--- START OF STORED RECORDS ---

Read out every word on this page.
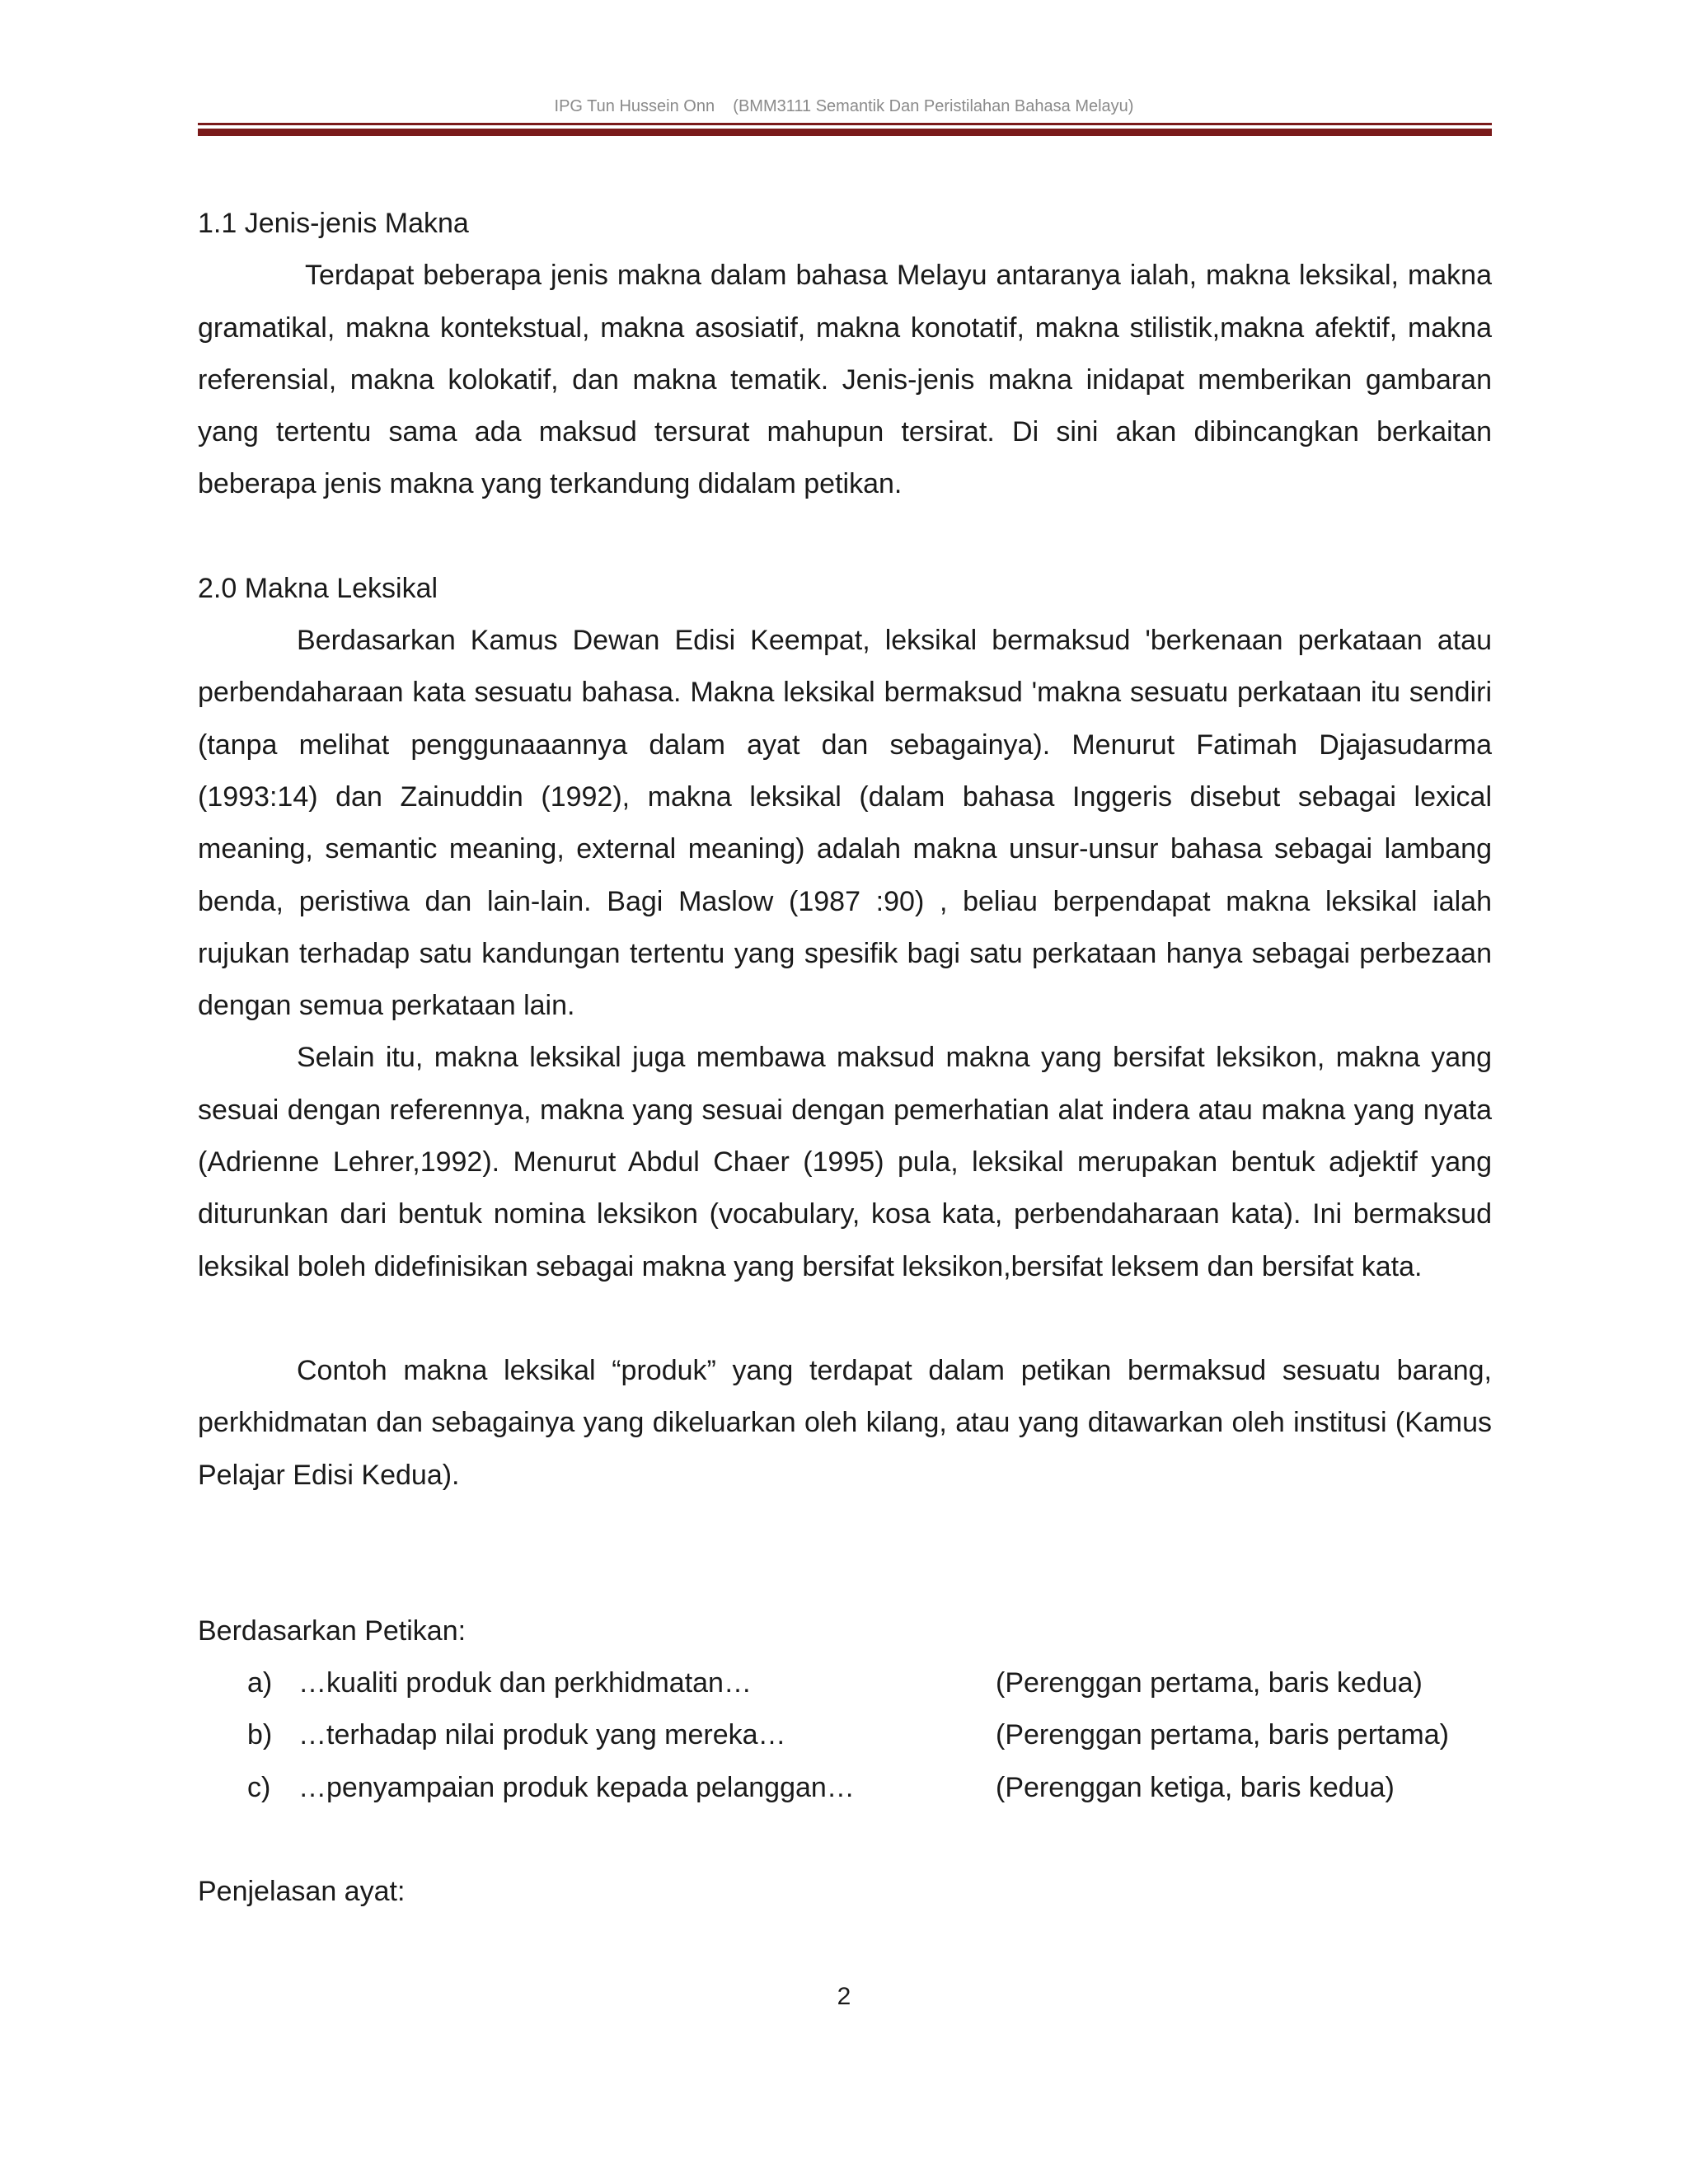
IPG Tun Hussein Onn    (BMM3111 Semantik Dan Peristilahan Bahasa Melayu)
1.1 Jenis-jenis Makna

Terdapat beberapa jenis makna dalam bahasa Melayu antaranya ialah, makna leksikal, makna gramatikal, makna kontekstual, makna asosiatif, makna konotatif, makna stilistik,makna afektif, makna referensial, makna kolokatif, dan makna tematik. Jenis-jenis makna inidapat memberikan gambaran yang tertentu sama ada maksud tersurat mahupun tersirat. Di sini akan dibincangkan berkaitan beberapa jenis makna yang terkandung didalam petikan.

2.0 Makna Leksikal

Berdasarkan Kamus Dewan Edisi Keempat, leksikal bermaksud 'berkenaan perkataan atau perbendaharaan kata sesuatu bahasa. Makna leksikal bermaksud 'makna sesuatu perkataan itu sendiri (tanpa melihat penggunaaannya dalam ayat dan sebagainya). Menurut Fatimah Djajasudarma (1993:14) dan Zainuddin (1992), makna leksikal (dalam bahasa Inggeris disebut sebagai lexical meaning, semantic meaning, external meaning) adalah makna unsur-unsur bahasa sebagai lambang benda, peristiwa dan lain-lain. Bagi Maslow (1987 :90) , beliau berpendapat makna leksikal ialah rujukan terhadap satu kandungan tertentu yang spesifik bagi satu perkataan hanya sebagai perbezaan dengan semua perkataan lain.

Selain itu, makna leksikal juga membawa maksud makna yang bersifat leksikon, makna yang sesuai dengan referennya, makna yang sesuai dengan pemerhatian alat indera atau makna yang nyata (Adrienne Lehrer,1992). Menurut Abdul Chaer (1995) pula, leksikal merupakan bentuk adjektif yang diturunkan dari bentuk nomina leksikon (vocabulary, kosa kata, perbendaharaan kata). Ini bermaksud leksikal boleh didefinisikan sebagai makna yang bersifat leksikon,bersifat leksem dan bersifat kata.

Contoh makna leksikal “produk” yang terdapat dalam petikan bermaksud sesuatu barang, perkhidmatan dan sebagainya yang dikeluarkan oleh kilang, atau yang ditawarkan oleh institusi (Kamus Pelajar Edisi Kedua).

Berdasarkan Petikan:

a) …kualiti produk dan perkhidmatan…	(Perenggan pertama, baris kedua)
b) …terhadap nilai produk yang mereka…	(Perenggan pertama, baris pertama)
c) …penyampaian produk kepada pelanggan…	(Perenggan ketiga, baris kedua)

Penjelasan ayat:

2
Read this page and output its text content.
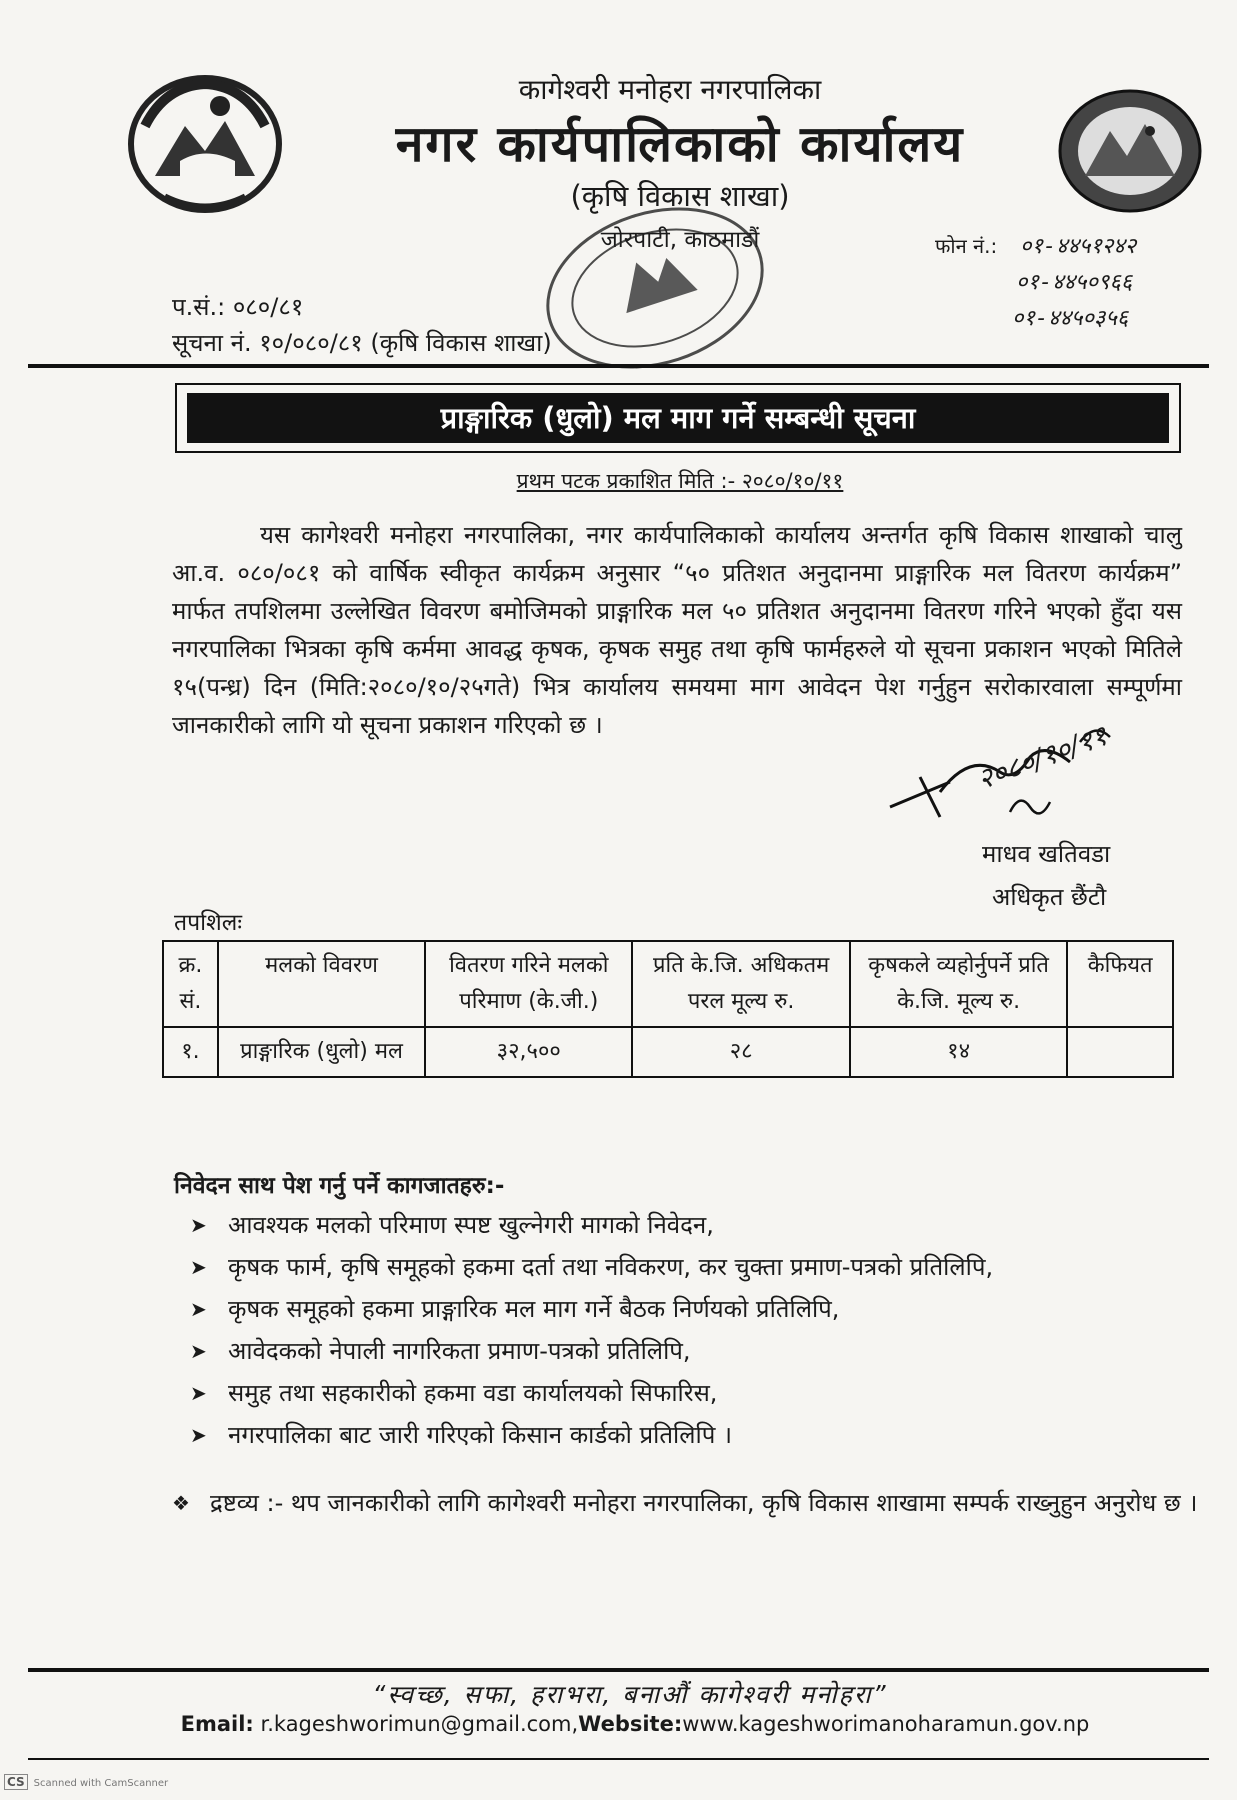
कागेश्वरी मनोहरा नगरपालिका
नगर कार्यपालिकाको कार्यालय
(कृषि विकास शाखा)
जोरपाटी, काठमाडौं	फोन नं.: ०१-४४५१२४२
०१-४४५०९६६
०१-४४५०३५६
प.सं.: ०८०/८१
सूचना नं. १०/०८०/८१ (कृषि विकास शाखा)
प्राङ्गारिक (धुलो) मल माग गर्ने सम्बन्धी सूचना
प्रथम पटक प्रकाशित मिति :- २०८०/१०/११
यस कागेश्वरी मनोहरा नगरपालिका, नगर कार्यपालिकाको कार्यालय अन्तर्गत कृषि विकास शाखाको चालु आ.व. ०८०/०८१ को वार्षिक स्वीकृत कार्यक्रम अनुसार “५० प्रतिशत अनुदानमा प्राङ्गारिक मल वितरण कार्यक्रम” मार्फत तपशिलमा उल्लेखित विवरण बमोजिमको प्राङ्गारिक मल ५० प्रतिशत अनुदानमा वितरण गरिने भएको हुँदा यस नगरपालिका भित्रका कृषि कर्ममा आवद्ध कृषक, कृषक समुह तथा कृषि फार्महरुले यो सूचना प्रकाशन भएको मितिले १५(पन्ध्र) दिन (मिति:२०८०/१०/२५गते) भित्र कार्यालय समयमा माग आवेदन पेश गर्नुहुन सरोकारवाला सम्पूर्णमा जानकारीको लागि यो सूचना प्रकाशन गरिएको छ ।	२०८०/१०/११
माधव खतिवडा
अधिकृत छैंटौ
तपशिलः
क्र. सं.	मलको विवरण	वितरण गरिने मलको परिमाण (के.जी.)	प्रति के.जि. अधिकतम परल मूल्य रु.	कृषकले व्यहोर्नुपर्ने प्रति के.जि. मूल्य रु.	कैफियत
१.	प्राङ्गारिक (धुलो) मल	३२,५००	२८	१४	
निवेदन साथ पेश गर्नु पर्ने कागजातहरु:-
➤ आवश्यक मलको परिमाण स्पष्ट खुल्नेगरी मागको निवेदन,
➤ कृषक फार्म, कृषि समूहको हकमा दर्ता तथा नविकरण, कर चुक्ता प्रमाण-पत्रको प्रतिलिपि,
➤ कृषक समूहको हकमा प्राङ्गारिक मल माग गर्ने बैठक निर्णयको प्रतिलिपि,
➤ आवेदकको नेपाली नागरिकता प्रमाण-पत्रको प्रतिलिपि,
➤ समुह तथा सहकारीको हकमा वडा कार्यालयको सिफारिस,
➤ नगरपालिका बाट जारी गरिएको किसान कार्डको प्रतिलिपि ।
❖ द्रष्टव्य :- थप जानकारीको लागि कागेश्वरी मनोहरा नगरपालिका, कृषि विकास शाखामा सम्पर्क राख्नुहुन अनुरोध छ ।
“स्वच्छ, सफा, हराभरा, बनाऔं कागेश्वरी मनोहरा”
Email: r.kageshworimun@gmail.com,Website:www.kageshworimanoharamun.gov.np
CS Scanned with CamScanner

--- END OF STORED RECORDS ---

EXERCISE INSTRUCTIONS:
Copy every line of the listing where the word "produk" appears.

COMPLETED TASK:
Contoh makna leksikal “produk” yang terdapat dalam petikan bermaksud sesuatu barang, perkhidmatan dan sebagainya yang dikeluarkan oleh kilang, atau yang ditawarkan oleh institusi (Kamus Pelajar Edisi Kedua).
a) …kualiti produk dan perkhidmatan…	(Perenggan pertama, baris kedua)
b) …terhadap nilai produk yang mereka…	(Perenggan pertama, baris pertama)
c) …penyampaian produk kepada pelanggan…	(Perenggan ketiga, baris kedua)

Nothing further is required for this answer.